-- EXCERPTED RECORDS start --
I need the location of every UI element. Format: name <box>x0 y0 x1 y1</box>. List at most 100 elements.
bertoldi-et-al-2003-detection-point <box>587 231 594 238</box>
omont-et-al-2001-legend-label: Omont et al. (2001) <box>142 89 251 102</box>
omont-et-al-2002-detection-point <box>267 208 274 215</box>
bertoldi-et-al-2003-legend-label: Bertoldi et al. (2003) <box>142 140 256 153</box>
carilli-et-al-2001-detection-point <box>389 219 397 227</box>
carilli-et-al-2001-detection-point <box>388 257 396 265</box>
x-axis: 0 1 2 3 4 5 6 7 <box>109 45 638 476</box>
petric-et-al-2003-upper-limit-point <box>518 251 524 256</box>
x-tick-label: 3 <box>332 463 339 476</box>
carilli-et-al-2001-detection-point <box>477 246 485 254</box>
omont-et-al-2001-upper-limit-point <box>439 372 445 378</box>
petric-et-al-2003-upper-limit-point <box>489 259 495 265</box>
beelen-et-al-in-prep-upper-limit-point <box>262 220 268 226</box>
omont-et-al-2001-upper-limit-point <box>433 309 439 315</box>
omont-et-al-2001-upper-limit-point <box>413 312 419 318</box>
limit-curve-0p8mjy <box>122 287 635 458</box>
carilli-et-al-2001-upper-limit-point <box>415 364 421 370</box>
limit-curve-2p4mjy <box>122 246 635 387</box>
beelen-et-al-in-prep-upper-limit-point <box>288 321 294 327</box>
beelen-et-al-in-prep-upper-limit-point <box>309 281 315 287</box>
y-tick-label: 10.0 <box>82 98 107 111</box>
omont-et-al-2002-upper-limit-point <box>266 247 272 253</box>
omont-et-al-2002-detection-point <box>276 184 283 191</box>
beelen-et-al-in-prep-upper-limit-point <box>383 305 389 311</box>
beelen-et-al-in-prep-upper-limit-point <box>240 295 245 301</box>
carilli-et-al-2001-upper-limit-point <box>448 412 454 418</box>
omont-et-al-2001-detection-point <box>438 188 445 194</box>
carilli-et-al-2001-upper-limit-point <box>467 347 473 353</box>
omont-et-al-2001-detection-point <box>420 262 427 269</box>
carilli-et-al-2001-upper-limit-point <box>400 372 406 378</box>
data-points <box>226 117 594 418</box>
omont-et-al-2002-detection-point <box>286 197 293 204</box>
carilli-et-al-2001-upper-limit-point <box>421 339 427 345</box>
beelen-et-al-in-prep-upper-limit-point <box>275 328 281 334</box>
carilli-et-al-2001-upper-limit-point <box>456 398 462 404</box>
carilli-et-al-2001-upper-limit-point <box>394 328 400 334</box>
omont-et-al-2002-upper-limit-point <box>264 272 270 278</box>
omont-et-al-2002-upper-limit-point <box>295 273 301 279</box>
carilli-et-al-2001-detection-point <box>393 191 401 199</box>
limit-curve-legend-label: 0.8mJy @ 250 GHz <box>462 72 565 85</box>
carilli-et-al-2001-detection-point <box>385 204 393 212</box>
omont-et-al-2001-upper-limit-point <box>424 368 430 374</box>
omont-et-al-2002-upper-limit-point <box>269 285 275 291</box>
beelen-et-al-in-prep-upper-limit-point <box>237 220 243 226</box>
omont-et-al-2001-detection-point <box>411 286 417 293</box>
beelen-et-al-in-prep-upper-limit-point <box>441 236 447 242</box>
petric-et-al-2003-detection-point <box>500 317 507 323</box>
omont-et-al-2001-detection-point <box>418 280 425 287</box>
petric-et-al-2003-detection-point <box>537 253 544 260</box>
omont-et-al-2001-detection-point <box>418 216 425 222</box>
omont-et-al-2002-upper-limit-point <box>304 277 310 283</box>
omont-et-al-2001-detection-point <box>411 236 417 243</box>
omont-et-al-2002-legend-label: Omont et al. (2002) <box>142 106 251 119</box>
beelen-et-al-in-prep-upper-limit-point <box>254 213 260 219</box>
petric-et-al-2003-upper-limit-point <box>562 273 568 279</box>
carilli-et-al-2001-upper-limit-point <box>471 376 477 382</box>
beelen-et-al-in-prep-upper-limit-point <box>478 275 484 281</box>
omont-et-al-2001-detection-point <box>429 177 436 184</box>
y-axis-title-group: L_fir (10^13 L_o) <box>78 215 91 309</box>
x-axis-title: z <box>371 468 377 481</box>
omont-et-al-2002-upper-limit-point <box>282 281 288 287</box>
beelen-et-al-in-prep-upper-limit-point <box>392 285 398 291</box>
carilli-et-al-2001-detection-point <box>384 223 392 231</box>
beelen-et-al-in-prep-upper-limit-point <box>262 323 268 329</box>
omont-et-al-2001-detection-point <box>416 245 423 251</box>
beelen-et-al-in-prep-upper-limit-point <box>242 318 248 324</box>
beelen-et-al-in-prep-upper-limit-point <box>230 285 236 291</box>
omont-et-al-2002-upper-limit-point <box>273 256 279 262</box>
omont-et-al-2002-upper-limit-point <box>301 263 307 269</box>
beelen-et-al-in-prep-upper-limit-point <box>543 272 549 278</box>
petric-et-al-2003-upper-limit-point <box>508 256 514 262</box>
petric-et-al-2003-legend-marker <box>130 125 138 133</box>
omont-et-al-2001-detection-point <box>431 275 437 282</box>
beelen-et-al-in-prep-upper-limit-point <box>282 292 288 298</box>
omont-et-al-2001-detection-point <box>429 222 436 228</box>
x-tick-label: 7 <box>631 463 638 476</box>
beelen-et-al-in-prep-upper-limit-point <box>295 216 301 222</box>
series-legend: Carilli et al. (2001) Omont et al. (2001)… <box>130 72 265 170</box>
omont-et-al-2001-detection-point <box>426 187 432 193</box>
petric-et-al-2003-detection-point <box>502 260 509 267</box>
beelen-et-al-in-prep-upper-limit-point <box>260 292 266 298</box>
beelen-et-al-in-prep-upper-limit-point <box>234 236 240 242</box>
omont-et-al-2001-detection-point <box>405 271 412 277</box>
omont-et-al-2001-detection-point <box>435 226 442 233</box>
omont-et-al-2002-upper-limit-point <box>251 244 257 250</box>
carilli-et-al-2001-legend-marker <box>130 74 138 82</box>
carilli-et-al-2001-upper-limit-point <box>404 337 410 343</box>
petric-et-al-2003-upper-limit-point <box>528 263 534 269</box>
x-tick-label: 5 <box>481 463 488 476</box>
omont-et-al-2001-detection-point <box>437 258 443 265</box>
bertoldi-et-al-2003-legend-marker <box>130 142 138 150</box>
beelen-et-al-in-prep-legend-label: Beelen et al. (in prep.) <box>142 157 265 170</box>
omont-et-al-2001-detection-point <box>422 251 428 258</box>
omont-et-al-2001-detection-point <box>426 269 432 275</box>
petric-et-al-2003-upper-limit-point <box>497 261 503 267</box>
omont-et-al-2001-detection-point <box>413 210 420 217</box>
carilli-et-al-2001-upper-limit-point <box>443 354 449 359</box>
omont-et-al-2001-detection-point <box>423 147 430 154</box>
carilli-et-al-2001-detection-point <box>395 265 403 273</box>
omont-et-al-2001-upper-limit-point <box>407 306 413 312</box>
-- EXCERPTED RECORDS end --
DIRECTION: Rewrite the material above, putting "detection-marker" wherever "detection-point" appears and leaving everything else unchanged.

IN RESPONSE:
I need the location of every UI element. Format: name <box>x0 y0 x1 y1</box>. List at most 100 elements.
bertoldi-et-al-2003-detection-marker <box>587 231 594 238</box>
omont-et-al-2001-legend-label: Omont et al. (2001) <box>142 89 251 102</box>
omont-et-al-2002-detection-marker <box>267 208 274 215</box>
bertoldi-et-al-2003-legend-label: Bertoldi et al. (2003) <box>142 140 256 153</box>
carilli-et-al-2001-detection-marker <box>389 219 397 227</box>
carilli-et-al-2001-detection-marker <box>388 257 396 265</box>
x-axis: 0 1 2 3 4 5 6 7 <box>109 45 638 476</box>
petric-et-al-2003-upper-limit-point <box>518 251 524 256</box>
x-tick-label: 3 <box>332 463 339 476</box>
carilli-et-al-2001-detection-marker <box>477 246 485 254</box>
omont-et-al-2001-upper-limit-point <box>439 372 445 378</box>
petric-et-al-2003-upper-limit-point <box>489 259 495 265</box>
beelen-et-al-in-prep-upper-limit-point <box>262 220 268 226</box>
omont-et-al-2001-upper-limit-point <box>433 309 439 315</box>
omont-et-al-2001-upper-limit-point <box>413 312 419 318</box>
limit-curve-0p8mjy <box>122 287 635 458</box>
carilli-et-al-2001-upper-limit-point <box>415 364 421 370</box>
limit-curve-2p4mjy <box>122 246 635 387</box>
beelen-et-al-in-prep-upper-limit-point <box>288 321 294 327</box>
beelen-et-al-in-prep-upper-limit-point <box>309 281 315 287</box>
y-tick-label: 10.0 <box>82 98 107 111</box>
omont-et-al-2002-upper-limit-point <box>266 247 272 253</box>
omont-et-al-2002-detection-marker <box>276 184 283 191</box>
beelen-et-al-in-prep-upper-limit-point <box>383 305 389 311</box>
beelen-et-al-in-prep-upper-limit-point <box>240 295 245 301</box>
carilli-et-al-2001-upper-limit-point <box>448 412 454 418</box>
omont-et-al-2001-detection-marker <box>438 188 445 194</box>
carilli-et-al-2001-upper-limit-point <box>467 347 473 353</box>
omont-et-al-2001-detection-marker <box>420 262 427 269</box>
carilli-et-al-2001-upper-limit-point <box>400 372 406 378</box>
data-points <box>226 117 594 418</box>
omont-et-al-2002-detection-marker <box>286 197 293 204</box>
carilli-et-al-2001-upper-limit-point <box>421 339 427 345</box>
beelen-et-al-in-prep-upper-limit-point <box>275 328 281 334</box>
carilli-et-al-2001-upper-limit-point <box>456 398 462 404</box>
carilli-et-al-2001-upper-limit-point <box>394 328 400 334</box>
omont-et-al-2002-upper-limit-point <box>264 272 270 278</box>
omont-et-al-2002-upper-limit-point <box>295 273 301 279</box>
carilli-et-al-2001-detection-marker <box>393 191 401 199</box>
limit-curve-legend-label: 0.8mJy @ 250 GHz <box>462 72 565 85</box>
carilli-et-al-2001-detection-marker <box>385 204 393 212</box>
omont-et-al-2001-upper-limit-point <box>424 368 430 374</box>
omont-et-al-2002-upper-limit-point <box>269 285 275 291</box>
beelen-et-al-in-prep-upper-limit-point <box>237 220 243 226</box>
omont-et-al-2001-detection-marker <box>411 286 417 293</box>
beelen-et-al-in-prep-upper-limit-point <box>441 236 447 242</box>
petric-et-al-2003-detection-marker <box>500 317 507 323</box>
omont-et-al-2001-detection-marker <box>418 280 425 287</box>
petric-et-al-2003-detection-marker <box>537 253 544 260</box>
omont-et-al-2001-detection-marker <box>418 216 425 222</box>
omont-et-al-2002-upper-limit-point <box>304 277 310 283</box>
omont-et-al-2001-detection-marker <box>411 236 417 243</box>
omont-et-al-2002-legend-label: Omont et al. (2002) <box>142 106 251 119</box>
beelen-et-al-in-prep-upper-limit-point <box>254 213 260 219</box>
petric-et-al-2003-upper-limit-point <box>562 273 568 279</box>
carilli-et-al-2001-upper-limit-point <box>471 376 477 382</box>
beelen-et-al-in-prep-upper-limit-point <box>478 275 484 281</box>
omont-et-al-2001-detection-marker <box>429 177 436 184</box>
y-axis-title-group: L_fir (10^13 L_o) <box>78 215 91 309</box>
x-axis-title: z <box>371 468 377 481</box>
omont-et-al-2002-upper-limit-point <box>282 281 288 287</box>
beelen-et-al-in-prep-upper-limit-point <box>392 285 398 291</box>
carilli-et-al-2001-detection-marker <box>384 223 392 231</box>
beelen-et-al-in-prep-upper-limit-point <box>262 323 268 329</box>
omont-et-al-2001-detection-marker <box>416 245 423 251</box>
beelen-et-al-in-prep-upper-limit-point <box>242 318 248 324</box>
beelen-et-al-in-prep-upper-limit-point <box>230 285 236 291</box>
omont-et-al-2002-upper-limit-point <box>273 256 279 262</box>
omont-et-al-2002-upper-limit-point <box>301 263 307 269</box>
beelen-et-al-in-prep-upper-limit-point <box>543 272 549 278</box>
petric-et-al-2003-upper-limit-point <box>508 256 514 262</box>
petric-et-al-2003-legend-marker <box>130 125 138 133</box>
omont-et-al-2001-detection-marker <box>431 275 437 282</box>
beelen-et-al-in-prep-upper-limit-point <box>282 292 288 298</box>
omont-et-al-2001-detection-marker <box>429 222 436 228</box>
x-tick-label: 7 <box>631 463 638 476</box>
beelen-et-al-in-prep-upper-limit-point <box>295 216 301 222</box>
series-legend: Carilli et al. (2001) Omont et al. (2001)… <box>130 72 265 170</box>
omont-et-al-2001-detection-marker <box>426 187 432 193</box>
petric-et-al-2003-detection-marker <box>502 260 509 267</box>
beelen-et-al-in-prep-upper-limit-point <box>260 292 266 298</box>
beelen-et-al-in-prep-upper-limit-point <box>234 236 240 242</box>
omont-et-al-2001-detection-marker <box>405 271 412 277</box>
omont-et-al-2001-detection-marker <box>435 226 442 233</box>
omont-et-al-2002-upper-limit-point <box>251 244 257 250</box>
carilli-et-al-2001-legend-marker <box>130 74 138 82</box>
carilli-et-al-2001-upper-limit-point <box>404 337 410 343</box>
petric-et-al-2003-upper-limit-point <box>528 263 534 269</box>
x-tick-label: 5 <box>481 463 488 476</box>
omont-et-al-2001-detection-marker <box>437 258 443 265</box>
bertoldi-et-al-2003-legend-marker <box>130 142 138 150</box>
beelen-et-al-in-prep-legend-label: Beelen et al. (in prep.) <box>142 157 265 170</box>
omont-et-al-2001-detection-marker <box>422 251 428 258</box>
omont-et-al-2001-detection-marker <box>426 269 432 275</box>
petric-et-al-2003-upper-limit-point <box>497 261 503 267</box>
omont-et-al-2001-detection-marker <box>413 210 420 217</box>
carilli-et-al-2001-upper-limit-point <box>443 354 449 359</box>
omont-et-al-2001-detection-marker <box>423 147 430 154</box>
carilli-et-al-2001-detection-marker <box>395 265 403 273</box>
omont-et-al-2001-upper-limit-point <box>407 306 413 312</box>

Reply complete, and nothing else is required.